__WORK INSTRUCTIONS__: Every line that holds the string "Educación" is to be identified and copied.
>>>>>
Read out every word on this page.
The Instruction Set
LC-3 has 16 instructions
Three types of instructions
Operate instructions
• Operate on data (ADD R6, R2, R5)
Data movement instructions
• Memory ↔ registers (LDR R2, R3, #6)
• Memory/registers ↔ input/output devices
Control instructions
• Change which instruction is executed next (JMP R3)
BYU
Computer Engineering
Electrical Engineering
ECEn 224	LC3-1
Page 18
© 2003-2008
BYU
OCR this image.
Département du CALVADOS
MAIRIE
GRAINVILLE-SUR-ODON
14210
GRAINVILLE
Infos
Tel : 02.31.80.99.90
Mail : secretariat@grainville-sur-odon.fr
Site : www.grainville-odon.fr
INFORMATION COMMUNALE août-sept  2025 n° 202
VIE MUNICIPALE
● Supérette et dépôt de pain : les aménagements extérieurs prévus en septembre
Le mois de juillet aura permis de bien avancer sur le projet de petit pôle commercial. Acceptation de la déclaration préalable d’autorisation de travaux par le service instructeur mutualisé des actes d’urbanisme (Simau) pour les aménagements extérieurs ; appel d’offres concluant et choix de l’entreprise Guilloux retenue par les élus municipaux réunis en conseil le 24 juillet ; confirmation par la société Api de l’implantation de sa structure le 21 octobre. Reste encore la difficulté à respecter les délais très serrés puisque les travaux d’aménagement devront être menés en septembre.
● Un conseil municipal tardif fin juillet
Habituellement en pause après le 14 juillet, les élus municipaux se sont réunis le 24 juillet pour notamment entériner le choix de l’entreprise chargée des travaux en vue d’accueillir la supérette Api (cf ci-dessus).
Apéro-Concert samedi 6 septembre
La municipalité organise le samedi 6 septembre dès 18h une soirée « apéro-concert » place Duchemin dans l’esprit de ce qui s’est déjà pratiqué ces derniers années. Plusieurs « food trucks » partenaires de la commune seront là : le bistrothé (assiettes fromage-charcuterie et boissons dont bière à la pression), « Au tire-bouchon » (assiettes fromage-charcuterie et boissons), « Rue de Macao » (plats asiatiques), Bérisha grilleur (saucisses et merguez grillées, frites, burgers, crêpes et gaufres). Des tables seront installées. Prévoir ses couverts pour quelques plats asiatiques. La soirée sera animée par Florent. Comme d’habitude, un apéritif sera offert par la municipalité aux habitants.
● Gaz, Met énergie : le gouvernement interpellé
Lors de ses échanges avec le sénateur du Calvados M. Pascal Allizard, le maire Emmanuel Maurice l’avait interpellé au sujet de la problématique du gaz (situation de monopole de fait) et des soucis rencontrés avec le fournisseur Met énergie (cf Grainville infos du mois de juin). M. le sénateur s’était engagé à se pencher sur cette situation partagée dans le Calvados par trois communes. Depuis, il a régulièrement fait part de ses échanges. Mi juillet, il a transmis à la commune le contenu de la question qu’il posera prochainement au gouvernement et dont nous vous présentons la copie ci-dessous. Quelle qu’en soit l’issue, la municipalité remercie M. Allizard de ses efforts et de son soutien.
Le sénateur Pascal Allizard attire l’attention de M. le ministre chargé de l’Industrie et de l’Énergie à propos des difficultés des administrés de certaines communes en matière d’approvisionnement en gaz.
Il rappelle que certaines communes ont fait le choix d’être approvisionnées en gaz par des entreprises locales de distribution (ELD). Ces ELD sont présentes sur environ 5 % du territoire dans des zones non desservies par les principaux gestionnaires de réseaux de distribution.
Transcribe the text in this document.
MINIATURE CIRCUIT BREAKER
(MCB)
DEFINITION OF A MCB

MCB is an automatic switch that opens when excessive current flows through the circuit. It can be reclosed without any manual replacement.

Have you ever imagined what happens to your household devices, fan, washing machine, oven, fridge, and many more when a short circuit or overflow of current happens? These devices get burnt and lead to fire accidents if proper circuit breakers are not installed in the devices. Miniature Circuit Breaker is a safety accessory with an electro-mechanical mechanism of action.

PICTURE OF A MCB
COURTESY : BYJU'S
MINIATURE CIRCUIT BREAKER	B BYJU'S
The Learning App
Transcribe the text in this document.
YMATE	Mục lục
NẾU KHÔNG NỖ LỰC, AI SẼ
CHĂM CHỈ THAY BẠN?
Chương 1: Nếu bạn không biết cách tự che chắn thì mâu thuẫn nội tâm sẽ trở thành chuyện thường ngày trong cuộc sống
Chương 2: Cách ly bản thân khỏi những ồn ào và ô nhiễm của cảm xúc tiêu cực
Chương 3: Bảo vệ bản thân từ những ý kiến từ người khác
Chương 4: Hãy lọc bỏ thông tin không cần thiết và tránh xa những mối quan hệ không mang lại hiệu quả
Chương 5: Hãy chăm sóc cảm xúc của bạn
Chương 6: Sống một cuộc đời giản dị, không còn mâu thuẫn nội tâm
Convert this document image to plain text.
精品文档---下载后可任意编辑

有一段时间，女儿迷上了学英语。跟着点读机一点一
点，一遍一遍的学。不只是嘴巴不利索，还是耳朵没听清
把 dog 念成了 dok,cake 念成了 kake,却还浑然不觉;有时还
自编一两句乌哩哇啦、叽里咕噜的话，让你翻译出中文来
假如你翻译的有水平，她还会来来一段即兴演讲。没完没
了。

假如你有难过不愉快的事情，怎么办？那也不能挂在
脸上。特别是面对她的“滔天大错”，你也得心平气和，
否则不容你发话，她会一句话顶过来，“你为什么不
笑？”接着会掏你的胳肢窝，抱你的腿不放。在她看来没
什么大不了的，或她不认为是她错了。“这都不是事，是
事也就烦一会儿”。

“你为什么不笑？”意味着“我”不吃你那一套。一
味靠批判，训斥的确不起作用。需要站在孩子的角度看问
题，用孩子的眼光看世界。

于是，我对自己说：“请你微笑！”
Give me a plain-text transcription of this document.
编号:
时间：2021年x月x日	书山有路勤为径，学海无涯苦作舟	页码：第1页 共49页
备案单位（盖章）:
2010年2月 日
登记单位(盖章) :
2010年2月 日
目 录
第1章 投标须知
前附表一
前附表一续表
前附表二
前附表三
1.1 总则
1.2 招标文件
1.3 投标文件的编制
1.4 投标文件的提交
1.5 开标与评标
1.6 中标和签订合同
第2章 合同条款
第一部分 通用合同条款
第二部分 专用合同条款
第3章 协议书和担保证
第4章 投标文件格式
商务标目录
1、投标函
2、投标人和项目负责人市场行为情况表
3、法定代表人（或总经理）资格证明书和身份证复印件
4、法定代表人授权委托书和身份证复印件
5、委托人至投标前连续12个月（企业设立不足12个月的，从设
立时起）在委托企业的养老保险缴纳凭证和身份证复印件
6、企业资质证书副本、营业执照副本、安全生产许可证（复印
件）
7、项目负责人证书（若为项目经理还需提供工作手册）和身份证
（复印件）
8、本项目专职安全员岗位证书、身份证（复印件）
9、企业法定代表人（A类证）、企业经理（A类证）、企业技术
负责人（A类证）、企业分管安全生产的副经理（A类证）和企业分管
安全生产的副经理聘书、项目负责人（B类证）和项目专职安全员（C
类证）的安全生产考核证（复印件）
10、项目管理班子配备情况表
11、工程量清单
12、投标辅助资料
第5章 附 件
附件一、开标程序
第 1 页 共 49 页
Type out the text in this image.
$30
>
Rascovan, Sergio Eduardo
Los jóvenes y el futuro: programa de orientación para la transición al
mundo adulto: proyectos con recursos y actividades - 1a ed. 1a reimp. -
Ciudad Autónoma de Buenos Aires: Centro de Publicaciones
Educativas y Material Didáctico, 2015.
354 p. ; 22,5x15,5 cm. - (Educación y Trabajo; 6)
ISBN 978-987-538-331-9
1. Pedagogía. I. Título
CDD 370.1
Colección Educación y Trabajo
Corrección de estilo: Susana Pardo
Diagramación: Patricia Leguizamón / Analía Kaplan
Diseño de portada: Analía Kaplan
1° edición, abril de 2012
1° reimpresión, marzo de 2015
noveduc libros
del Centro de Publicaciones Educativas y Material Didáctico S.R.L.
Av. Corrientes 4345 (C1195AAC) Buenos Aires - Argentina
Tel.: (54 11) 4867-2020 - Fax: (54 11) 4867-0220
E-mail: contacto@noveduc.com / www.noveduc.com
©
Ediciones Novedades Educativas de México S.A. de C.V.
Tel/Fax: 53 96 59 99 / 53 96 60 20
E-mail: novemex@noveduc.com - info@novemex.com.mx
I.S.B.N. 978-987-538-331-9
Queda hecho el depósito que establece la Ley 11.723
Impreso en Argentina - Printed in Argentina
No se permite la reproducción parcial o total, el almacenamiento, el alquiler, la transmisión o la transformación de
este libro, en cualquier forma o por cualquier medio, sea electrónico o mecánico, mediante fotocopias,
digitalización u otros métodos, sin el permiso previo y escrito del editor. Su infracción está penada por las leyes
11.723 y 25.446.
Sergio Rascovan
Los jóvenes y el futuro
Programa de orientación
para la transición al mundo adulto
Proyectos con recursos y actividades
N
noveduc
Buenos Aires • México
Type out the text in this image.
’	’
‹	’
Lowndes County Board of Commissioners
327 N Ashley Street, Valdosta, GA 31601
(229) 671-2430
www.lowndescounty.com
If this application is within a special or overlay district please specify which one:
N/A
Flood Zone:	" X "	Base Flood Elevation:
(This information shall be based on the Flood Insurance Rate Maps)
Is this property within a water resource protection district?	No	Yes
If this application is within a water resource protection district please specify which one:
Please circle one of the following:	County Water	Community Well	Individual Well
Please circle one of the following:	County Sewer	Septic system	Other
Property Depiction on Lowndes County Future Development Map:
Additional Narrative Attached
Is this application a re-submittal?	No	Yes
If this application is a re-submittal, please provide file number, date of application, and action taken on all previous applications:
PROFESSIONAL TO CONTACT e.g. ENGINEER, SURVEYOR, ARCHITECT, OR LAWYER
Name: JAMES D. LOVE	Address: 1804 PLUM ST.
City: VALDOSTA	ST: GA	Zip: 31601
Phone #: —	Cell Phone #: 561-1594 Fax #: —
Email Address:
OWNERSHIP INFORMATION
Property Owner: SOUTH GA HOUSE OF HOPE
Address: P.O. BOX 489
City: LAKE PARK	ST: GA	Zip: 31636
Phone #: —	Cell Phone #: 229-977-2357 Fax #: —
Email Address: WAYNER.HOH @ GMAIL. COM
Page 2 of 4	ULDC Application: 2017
<<<<<
__OUTPUT BELOW__:
354 p. ; 22,5x15,5 cm. - (Educación y Trabajo; 6)
Colección Educación y Trabajo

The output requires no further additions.